━━ Given records ━━

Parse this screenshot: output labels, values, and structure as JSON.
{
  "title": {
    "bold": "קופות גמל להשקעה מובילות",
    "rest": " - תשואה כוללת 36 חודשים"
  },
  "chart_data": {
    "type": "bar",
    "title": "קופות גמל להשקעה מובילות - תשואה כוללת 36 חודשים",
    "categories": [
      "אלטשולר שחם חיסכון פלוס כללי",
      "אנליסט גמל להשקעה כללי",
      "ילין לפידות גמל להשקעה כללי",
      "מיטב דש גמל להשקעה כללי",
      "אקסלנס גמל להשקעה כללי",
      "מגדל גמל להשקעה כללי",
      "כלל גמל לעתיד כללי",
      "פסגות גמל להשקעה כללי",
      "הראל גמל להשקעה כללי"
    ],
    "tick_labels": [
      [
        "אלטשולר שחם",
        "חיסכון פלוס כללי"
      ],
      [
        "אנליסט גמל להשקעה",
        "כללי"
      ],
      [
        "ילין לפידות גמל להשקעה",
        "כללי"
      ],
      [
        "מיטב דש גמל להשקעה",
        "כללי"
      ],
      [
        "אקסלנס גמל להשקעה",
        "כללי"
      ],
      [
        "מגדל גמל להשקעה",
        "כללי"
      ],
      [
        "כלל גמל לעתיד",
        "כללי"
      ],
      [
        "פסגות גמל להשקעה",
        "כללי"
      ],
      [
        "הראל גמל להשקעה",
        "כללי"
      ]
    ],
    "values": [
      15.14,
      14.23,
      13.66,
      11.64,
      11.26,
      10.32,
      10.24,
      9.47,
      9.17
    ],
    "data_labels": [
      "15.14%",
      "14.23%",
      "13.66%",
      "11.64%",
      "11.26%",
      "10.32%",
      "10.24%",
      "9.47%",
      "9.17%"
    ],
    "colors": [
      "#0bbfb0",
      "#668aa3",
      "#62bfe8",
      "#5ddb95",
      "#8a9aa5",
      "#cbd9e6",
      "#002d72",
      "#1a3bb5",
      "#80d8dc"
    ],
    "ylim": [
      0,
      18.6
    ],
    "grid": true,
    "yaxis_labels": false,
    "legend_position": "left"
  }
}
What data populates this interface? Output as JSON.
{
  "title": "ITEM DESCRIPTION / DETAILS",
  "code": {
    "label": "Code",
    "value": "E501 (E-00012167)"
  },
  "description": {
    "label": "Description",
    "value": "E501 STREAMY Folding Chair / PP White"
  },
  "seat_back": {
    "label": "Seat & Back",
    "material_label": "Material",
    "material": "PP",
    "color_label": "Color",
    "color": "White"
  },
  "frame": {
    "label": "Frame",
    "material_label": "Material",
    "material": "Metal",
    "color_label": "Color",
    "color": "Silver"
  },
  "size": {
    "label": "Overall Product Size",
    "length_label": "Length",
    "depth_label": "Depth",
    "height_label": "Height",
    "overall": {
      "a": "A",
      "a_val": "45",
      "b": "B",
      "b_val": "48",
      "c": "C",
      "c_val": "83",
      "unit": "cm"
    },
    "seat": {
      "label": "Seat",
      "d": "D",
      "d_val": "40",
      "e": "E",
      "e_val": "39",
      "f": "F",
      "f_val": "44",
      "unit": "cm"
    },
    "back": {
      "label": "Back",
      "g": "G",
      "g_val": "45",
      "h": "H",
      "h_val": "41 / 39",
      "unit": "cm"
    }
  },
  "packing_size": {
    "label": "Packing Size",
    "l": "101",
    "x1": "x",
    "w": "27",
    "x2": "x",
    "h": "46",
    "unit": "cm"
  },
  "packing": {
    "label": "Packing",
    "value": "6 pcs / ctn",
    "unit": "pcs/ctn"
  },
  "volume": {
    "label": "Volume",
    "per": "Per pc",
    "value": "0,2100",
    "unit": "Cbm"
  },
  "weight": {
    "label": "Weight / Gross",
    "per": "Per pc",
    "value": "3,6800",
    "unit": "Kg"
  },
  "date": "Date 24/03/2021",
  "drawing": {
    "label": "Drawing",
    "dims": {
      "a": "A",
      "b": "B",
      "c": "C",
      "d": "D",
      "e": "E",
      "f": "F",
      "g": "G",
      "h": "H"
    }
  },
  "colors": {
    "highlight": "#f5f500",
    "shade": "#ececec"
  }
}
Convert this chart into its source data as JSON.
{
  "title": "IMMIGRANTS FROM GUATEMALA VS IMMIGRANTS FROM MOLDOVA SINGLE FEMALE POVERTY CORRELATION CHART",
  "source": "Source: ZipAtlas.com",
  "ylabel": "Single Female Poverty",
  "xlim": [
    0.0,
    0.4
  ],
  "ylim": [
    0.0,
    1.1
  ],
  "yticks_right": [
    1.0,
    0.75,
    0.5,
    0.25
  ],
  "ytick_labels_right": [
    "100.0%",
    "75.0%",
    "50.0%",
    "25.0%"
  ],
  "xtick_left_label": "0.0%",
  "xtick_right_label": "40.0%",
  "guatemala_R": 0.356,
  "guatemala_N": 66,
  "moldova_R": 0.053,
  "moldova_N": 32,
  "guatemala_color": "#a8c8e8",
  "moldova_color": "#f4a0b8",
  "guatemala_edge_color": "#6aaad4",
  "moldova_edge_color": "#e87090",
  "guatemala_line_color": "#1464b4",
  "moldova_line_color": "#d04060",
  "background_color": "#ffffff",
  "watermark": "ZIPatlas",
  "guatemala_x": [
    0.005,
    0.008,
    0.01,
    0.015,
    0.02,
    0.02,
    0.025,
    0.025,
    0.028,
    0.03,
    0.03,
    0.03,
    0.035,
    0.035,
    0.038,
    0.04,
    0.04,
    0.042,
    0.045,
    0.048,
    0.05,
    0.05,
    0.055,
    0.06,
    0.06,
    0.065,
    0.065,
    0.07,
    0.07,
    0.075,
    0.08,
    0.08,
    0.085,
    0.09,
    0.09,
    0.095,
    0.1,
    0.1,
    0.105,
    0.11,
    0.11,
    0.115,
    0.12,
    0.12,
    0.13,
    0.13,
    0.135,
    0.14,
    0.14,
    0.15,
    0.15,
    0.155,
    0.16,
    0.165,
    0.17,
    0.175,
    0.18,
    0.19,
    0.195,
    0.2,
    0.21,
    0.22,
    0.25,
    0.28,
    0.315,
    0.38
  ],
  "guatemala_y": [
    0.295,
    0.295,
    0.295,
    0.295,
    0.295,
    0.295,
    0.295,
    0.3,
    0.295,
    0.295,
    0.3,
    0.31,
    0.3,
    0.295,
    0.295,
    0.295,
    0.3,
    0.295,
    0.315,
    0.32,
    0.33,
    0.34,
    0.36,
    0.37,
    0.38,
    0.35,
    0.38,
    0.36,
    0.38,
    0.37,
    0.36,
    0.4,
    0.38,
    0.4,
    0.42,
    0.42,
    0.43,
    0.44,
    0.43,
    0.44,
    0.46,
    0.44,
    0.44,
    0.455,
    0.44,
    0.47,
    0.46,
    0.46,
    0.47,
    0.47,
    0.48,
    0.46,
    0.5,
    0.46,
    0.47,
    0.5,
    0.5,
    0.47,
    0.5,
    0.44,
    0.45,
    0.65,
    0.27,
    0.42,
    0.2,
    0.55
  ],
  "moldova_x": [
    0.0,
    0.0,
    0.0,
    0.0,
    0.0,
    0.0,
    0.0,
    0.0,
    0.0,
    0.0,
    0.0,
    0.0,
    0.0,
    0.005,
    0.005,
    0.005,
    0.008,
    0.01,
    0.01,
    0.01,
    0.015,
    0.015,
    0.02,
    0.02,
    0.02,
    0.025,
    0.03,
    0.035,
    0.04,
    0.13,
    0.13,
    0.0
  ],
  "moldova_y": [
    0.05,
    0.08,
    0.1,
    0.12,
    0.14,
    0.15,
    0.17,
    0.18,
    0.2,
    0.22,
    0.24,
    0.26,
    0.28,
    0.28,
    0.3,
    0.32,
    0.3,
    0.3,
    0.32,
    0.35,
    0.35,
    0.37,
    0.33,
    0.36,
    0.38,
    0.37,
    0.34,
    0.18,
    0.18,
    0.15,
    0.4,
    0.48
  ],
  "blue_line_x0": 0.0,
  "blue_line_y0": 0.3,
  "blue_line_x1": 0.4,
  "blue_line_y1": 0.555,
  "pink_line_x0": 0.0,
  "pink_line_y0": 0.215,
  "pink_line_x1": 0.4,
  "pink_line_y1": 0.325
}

━━━

Copy every line from the records above that contains the word "מגדל".

      "מגדל גמל להשקעה כללי",
        "מגדל גמל להשקעה",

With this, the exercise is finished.